** BEGIN Provided records **

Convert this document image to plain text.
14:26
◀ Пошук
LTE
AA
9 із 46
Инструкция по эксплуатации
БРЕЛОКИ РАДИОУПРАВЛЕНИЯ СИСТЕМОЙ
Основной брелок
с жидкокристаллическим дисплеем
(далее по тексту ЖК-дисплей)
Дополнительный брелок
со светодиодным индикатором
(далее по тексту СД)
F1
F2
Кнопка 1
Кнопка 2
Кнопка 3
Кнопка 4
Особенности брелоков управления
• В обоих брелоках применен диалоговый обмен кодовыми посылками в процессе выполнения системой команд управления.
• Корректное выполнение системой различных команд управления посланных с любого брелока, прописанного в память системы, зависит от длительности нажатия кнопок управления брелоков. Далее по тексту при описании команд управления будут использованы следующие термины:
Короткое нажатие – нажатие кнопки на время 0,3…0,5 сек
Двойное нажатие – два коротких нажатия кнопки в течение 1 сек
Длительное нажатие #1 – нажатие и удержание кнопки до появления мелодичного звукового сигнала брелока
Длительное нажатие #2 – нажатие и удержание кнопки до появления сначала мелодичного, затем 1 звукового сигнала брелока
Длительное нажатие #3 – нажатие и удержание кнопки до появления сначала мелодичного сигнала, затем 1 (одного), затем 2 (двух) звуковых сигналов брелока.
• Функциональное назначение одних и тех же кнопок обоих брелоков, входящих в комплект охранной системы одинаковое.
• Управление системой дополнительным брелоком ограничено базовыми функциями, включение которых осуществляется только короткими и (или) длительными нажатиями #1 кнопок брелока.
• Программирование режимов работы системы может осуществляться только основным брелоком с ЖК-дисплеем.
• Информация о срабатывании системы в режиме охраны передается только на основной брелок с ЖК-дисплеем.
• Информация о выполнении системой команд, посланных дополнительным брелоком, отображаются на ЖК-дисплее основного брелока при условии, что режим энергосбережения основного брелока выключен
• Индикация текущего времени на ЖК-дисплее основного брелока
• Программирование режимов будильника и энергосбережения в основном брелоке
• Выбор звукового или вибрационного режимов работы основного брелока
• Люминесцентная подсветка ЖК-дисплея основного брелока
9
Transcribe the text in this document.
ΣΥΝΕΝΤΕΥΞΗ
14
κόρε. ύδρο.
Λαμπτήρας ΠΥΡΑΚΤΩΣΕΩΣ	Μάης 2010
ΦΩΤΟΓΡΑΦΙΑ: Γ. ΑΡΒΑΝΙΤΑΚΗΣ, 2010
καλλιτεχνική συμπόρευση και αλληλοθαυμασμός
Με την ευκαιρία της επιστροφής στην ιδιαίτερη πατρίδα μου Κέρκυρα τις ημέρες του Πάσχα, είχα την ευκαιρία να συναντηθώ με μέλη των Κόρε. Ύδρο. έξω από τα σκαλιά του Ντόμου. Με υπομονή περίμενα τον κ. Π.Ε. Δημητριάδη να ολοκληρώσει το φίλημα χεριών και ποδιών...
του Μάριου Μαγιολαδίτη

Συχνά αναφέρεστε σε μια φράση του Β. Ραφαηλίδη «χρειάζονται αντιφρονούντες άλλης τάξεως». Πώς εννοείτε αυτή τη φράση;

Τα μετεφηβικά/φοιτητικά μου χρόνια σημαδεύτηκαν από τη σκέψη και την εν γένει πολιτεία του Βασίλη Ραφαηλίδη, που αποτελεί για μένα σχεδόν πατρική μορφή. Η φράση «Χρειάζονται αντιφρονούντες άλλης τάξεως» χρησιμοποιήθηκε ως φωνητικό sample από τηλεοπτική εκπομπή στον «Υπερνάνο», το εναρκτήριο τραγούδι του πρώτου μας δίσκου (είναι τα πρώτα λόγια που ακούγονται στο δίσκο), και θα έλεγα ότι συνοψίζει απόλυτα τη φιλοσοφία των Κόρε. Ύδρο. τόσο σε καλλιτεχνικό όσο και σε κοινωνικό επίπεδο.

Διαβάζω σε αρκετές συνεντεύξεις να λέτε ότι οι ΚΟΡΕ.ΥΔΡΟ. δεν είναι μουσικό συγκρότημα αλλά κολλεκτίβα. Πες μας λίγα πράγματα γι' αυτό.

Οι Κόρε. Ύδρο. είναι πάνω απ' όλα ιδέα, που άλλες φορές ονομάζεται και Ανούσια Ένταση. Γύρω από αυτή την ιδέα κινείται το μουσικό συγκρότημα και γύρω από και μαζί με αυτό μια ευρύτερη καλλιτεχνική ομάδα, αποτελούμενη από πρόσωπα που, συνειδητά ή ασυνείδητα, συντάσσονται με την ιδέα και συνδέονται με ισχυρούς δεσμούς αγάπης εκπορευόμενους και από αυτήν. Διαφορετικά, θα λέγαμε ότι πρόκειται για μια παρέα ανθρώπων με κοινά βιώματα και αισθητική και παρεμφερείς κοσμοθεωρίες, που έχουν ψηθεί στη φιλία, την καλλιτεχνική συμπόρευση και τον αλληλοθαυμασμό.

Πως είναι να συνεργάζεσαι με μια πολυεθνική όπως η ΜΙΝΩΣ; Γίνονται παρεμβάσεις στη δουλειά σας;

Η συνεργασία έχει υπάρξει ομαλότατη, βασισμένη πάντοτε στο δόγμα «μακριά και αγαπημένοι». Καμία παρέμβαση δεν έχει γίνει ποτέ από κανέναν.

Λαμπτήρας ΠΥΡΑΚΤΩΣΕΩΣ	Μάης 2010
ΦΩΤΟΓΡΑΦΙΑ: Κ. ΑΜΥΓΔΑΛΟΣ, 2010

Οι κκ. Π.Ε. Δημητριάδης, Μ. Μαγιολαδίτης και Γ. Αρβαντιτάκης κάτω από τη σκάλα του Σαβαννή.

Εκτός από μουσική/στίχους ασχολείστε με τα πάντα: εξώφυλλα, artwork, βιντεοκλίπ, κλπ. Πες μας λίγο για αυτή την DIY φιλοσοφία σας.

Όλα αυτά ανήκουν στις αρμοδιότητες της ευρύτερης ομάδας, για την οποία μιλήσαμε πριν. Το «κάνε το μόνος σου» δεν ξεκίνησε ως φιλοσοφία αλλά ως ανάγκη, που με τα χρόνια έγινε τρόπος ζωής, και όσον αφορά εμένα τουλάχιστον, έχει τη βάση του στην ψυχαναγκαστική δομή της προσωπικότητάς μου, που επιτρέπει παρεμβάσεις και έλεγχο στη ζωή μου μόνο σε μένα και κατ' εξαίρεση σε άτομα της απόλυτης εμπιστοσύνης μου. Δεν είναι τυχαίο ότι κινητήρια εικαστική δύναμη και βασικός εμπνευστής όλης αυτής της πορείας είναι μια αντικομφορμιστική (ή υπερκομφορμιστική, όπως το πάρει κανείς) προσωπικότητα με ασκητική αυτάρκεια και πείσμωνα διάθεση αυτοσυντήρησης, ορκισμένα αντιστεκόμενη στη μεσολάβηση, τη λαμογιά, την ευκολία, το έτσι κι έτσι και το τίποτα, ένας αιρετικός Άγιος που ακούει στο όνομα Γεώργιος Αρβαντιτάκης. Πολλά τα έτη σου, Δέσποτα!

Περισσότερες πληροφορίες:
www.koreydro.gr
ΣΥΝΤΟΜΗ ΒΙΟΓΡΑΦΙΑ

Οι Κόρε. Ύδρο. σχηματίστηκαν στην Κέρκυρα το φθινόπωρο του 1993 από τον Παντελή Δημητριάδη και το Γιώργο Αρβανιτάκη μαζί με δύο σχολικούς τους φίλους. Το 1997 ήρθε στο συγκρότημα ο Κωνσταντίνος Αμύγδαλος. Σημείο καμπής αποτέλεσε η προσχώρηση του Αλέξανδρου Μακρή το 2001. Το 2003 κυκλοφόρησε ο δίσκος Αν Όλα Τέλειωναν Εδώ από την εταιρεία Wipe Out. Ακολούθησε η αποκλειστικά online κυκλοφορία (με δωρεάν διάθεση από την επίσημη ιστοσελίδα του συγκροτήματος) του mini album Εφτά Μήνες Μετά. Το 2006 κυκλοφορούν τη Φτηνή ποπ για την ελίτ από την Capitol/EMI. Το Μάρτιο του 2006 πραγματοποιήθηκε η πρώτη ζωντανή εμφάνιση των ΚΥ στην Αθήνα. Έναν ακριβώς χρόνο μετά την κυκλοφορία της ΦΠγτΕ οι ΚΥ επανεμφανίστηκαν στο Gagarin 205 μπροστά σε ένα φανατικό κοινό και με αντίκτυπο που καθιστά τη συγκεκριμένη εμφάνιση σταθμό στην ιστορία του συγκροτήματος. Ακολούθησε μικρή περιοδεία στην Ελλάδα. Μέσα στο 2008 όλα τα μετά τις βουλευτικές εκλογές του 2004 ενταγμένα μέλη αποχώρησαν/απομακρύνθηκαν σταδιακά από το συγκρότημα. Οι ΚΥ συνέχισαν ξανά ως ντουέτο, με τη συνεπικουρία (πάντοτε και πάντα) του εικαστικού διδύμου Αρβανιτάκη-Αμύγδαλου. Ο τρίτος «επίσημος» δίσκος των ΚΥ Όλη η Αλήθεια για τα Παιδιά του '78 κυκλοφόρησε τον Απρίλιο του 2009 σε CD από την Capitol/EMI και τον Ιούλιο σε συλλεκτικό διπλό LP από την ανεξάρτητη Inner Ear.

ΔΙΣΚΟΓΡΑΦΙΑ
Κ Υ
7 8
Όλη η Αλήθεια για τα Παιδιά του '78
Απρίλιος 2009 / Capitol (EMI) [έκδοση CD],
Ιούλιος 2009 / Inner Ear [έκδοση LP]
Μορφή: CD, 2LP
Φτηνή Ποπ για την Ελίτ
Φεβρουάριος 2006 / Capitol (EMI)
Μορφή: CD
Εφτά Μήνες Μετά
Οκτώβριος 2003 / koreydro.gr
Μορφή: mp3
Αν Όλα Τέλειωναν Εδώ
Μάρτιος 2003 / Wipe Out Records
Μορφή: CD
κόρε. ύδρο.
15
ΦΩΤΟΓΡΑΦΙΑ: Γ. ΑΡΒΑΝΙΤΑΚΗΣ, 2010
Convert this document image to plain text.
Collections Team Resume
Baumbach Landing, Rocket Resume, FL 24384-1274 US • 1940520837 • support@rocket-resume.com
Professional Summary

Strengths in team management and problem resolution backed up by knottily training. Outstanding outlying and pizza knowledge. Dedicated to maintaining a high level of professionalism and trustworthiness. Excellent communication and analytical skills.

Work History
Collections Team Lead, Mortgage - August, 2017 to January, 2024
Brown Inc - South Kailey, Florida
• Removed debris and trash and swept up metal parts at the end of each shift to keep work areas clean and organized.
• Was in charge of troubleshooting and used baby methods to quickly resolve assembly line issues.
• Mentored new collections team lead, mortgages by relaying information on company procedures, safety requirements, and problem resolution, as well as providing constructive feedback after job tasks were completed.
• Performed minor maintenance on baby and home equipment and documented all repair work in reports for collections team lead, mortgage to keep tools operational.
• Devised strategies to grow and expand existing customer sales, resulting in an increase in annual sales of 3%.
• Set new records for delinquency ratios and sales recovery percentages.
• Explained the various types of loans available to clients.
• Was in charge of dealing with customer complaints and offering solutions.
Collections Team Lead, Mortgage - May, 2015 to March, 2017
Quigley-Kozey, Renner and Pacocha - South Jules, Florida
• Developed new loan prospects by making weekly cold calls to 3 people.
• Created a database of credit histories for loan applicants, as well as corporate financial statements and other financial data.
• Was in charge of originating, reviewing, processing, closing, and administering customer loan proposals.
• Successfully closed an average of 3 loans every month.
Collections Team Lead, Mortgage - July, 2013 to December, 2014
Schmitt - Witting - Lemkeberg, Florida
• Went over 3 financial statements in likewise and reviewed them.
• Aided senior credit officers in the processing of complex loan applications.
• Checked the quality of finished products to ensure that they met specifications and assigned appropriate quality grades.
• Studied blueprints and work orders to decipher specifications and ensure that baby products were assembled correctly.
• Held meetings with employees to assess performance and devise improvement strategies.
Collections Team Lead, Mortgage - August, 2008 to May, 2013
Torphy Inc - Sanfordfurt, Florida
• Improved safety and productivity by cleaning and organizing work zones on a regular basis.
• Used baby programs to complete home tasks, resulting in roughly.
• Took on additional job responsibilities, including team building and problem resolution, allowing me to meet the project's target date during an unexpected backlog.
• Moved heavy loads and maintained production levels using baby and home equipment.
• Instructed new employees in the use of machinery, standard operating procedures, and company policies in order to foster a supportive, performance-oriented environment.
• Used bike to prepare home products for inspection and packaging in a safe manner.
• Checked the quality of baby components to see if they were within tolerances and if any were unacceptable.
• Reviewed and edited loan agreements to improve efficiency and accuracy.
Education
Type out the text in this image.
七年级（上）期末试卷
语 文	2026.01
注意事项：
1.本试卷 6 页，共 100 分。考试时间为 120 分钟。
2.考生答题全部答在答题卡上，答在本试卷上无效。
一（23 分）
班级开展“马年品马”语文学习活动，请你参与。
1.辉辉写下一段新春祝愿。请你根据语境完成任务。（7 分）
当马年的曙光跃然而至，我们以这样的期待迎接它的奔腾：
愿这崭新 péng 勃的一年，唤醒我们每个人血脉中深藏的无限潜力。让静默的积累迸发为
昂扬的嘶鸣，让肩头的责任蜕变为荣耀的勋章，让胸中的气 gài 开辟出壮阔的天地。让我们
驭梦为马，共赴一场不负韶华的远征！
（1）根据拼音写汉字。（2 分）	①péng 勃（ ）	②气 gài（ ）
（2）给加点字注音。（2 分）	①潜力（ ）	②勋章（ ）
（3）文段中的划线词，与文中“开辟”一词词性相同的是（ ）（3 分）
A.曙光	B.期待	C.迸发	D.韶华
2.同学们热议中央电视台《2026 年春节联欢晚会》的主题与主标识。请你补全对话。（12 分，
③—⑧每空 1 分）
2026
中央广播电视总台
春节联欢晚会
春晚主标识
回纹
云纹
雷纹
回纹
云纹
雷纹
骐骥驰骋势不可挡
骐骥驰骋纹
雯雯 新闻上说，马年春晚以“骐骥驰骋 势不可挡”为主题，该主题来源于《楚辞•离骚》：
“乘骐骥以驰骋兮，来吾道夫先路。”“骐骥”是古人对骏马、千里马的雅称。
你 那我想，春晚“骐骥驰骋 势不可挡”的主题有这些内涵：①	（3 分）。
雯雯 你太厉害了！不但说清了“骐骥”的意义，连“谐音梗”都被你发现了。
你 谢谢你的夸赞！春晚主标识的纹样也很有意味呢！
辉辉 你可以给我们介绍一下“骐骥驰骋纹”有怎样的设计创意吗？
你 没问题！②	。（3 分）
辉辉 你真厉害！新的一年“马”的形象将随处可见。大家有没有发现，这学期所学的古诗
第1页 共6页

** END Provided records **

# Given task
From the data above, gather every line that includes the word "καλλιτεχνική".

# Exercise answer
καλλιτεχνική συμπόρευση και αλληλοθαυμασμός
Οι Κόρε. Ύδρο. είναι πάνω απ' όλα ιδέα, που άλλες φορές ονομάζεται και Ανούσια Ένταση. Γύρω από αυτή την ιδέα κινείται το μουσικό συγκρότημα και γύρω από και μαζί με αυτό μια ευρύτερη καλλιτεχνική ομάδα, αποτελούμενη από πρόσωπα που, συνειδητά ή ασυνείδητα, συντάσσονται με την ιδέα και συνδέονται με ισχυρούς δεσμούς αγάπης εκπορευόμενους και από αυτήν. Διαφορετικά, θα λέγαμε ότι πρόκειται για μια παρέα ανθρώπων με κοινά βιώματα και αισθητική και παρεμφερείς κοσμοθεωρίες, που έχουν ψηθεί στη φιλία, την καλλιτεχνική συμπόρευση και τον αλληλοθαυμασμό.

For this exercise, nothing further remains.